- **INFORMATION SHOWN**
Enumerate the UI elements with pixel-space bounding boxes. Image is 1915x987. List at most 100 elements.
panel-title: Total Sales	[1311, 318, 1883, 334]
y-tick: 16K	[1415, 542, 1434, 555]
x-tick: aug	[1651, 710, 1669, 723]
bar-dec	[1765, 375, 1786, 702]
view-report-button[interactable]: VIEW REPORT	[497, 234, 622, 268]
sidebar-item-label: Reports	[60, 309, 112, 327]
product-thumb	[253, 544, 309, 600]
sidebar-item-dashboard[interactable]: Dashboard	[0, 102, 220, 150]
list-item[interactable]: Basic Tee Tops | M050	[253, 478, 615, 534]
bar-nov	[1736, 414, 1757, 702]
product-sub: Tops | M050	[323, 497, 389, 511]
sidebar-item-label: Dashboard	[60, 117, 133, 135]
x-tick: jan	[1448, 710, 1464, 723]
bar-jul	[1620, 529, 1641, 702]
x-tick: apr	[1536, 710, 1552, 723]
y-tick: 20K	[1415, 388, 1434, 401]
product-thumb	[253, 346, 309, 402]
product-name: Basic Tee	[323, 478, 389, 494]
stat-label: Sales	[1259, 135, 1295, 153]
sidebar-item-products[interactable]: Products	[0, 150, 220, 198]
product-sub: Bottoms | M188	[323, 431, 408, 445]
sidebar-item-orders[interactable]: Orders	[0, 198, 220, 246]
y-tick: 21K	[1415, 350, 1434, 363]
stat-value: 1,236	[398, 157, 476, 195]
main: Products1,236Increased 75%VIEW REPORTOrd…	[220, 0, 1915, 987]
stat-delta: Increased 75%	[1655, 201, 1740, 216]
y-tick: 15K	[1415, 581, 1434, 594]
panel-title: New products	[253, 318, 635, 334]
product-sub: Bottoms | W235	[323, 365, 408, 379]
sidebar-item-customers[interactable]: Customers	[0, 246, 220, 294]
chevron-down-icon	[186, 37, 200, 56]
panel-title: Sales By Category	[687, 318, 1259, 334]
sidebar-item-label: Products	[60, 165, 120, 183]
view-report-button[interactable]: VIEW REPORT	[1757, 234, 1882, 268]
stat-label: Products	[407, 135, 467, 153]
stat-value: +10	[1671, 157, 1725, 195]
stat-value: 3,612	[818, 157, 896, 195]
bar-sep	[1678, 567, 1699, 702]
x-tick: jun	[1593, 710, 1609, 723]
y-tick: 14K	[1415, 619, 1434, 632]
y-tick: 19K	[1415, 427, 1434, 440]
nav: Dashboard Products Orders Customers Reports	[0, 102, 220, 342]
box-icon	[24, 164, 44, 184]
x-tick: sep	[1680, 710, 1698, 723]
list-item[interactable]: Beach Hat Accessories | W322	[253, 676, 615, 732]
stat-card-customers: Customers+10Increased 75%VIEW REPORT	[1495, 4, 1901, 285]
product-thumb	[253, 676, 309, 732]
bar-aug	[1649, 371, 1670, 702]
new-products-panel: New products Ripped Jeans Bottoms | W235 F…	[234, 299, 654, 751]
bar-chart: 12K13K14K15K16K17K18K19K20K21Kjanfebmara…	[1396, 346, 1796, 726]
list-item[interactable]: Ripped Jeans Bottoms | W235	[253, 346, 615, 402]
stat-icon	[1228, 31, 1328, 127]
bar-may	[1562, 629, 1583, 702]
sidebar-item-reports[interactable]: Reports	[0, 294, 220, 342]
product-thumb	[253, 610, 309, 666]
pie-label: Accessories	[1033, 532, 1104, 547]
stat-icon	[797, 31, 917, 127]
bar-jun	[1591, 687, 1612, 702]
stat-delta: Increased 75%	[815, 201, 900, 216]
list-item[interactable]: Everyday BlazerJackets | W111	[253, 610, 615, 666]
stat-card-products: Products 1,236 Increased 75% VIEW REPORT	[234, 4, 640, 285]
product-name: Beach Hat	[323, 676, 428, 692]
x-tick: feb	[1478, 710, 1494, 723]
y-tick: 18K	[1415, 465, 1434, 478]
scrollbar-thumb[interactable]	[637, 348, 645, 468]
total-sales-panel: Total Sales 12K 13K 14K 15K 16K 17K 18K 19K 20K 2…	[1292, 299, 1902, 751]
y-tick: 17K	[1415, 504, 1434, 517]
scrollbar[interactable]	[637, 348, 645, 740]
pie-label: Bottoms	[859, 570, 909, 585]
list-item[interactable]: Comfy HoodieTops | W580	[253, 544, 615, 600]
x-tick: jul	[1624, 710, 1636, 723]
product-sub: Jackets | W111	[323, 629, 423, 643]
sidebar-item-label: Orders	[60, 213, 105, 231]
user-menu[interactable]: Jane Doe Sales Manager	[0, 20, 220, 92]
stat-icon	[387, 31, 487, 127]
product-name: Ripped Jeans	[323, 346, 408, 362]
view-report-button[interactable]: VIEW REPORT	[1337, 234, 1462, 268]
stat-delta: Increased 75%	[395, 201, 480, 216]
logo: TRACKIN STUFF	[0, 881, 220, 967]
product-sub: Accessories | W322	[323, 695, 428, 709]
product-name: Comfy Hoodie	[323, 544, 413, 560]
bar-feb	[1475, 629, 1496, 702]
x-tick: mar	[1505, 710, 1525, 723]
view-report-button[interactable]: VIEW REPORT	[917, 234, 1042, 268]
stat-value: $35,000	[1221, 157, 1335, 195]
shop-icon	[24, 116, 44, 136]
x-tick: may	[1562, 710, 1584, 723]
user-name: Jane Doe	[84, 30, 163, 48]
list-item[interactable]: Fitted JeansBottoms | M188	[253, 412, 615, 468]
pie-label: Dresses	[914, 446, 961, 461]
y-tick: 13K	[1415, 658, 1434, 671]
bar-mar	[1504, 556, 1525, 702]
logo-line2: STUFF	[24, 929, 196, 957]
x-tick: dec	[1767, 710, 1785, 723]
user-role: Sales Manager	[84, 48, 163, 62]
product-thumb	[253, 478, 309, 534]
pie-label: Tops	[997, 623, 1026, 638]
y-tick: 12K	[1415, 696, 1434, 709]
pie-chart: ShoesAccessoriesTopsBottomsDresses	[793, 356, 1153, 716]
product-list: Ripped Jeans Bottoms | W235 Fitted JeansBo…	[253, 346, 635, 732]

- **TASK STATEMENT**
Reproduce every one of these records line for line, changing nothing.

- **RESPONSE BELOW**
Enumerate the UI elements with pixel-space bounding boxes. Image is 1915x987. List at most 100 elements.
panel-title: Total Sales	[1311, 318, 1883, 334]
y-tick: 16K	[1415, 542, 1434, 555]
x-tick: aug	[1651, 710, 1669, 723]
bar-dec	[1765, 375, 1786, 702]
view-report-button[interactable]: VIEW REPORT	[497, 234, 622, 268]
sidebar-item-label: Reports	[60, 309, 112, 327]
product-thumb	[253, 544, 309, 600]
sidebar-item-dashboard[interactable]: Dashboard	[0, 102, 220, 150]
list-item[interactable]: Basic Tee Tops | M050	[253, 478, 615, 534]
bar-nov	[1736, 414, 1757, 702]
product-sub: Tops | M050	[323, 497, 389, 511]
sidebar-item-label: Dashboard	[60, 117, 133, 135]
x-tick: jan	[1448, 710, 1464, 723]
bar-jul	[1620, 529, 1641, 702]
x-tick: apr	[1536, 710, 1552, 723]
y-tick: 20K	[1415, 388, 1434, 401]
product-thumb	[253, 346, 309, 402]
product-name: Basic Tee	[323, 478, 389, 494]
stat-label: Sales	[1259, 135, 1295, 153]
sidebar-item-products[interactable]: Products	[0, 150, 220, 198]
product-sub: Bottoms | M188	[323, 431, 408, 445]
sidebar-item-orders[interactable]: Orders	[0, 198, 220, 246]
y-tick: 21K	[1415, 350, 1434, 363]
stat-value: 1,236	[398, 157, 476, 195]
main: Products1,236Increased 75%VIEW REPORTOrd…	[220, 0, 1915, 987]
stat-delta: Increased 75%	[1655, 201, 1740, 216]
y-tick: 15K	[1415, 581, 1434, 594]
panel-title: New products	[253, 318, 635, 334]
product-sub: Bottoms | W235	[323, 365, 408, 379]
sidebar-item-customers[interactable]: Customers	[0, 246, 220, 294]
chevron-down-icon	[186, 37, 200, 56]
panel-title: Sales By Category	[687, 318, 1259, 334]
sidebar-item-label: Products	[60, 165, 120, 183]
view-report-button[interactable]: VIEW REPORT	[1757, 234, 1882, 268]
stat-label: Products	[407, 135, 467, 153]
stat-value: +10	[1671, 157, 1725, 195]
stat-value: 3,612	[818, 157, 896, 195]
bar-sep	[1678, 567, 1699, 702]
x-tick: jun	[1593, 710, 1609, 723]
y-tick: 14K	[1415, 619, 1434, 632]
y-tick: 19K	[1415, 427, 1434, 440]
nav: Dashboard Products Orders Customers Reports	[0, 102, 220, 342]
box-icon	[24, 164, 44, 184]
x-tick: sep	[1680, 710, 1698, 723]
list-item[interactable]: Beach Hat Accessories | W322	[253, 676, 615, 732]
stat-card-customers: Customers+10Increased 75%VIEW REPORT	[1495, 4, 1901, 285]
product-thumb	[253, 676, 309, 732]
bar-aug	[1649, 371, 1670, 702]
new-products-panel: New products Ripped Jeans Bottoms | W235 F…	[234, 299, 654, 751]
bar-chart: 12K13K14K15K16K17K18K19K20K21Kjanfebmara…	[1396, 346, 1796, 726]
list-item[interactable]: Ripped Jeans Bottoms | W235	[253, 346, 615, 402]
stat-icon	[1228, 31, 1328, 127]
bar-may	[1562, 629, 1583, 702]
sidebar-item-reports[interactable]: Reports	[0, 294, 220, 342]
product-thumb	[253, 610, 309, 666]
pie-label: Accessories	[1033, 532, 1104, 547]
stat-icon	[797, 31, 917, 127]
bar-jun	[1591, 687, 1612, 702]
stat-delta: Increased 75%	[815, 201, 900, 216]
list-item[interactable]: Everyday BlazerJackets | W111	[253, 610, 615, 666]
stat-card-products: Products 1,236 Increased 75% VIEW REPORT	[234, 4, 640, 285]
product-name: Beach Hat	[323, 676, 428, 692]
x-tick: feb	[1478, 710, 1494, 723]
y-tick: 18K	[1415, 465, 1434, 478]
scrollbar-thumb[interactable]	[637, 348, 645, 468]
total-sales-panel: Total Sales 12K 13K 14K 15K 16K 17K 18K 19K 20K 2…	[1292, 299, 1902, 751]
y-tick: 17K	[1415, 504, 1434, 517]
scrollbar[interactable]	[637, 348, 645, 740]
pie-label: Bottoms	[859, 570, 909, 585]
list-item[interactable]: Comfy HoodieTops | W580	[253, 544, 615, 600]
x-tick: jul	[1624, 710, 1636, 723]
product-sub: Jackets | W111	[323, 629, 423, 643]
sidebar-item-label: Orders	[60, 213, 105, 231]
user-menu[interactable]: Jane Doe Sales Manager	[0, 20, 220, 92]
stat-icon	[387, 31, 487, 127]
product-name: Ripped Jeans	[323, 346, 408, 362]
view-report-button[interactable]: VIEW REPORT	[1337, 234, 1462, 268]
stat-delta: Increased 75%	[395, 201, 480, 216]
logo: TRACKIN STUFF	[0, 881, 220, 967]
product-sub: Accessories | W322	[323, 695, 428, 709]
product-name: Comfy Hoodie	[323, 544, 413, 560]
bar-feb	[1475, 629, 1496, 702]
x-tick: mar	[1505, 710, 1525, 723]
view-report-button[interactable]: VIEW REPORT	[917, 234, 1042, 268]
stat-value: $35,000	[1221, 157, 1335, 195]
shop-icon	[24, 116, 44, 136]
x-tick: may	[1562, 710, 1584, 723]
user-name: Jane Doe	[84, 30, 163, 48]
list-item[interactable]: Fitted JeansBottoms | M188	[253, 412, 615, 468]
pie-label: Dresses	[914, 446, 961, 461]
y-tick: 13K	[1415, 658, 1434, 671]
bar-mar	[1504, 556, 1525, 702]
logo-line2: STUFF	[24, 929, 196, 957]
x-tick: dec	[1767, 710, 1785, 723]
user-role: Sales Manager	[84, 48, 163, 62]
product-thumb	[253, 478, 309, 534]
pie-label: Tops	[997, 623, 1026, 638]
y-tick: 12K	[1415, 696, 1434, 709]
pie-chart: ShoesAccessoriesTopsBottomsDresses	[793, 356, 1153, 716]
product-list: Ripped Jeans Bottoms | W235 Fitted JeansBo…	[253, 346, 635, 732]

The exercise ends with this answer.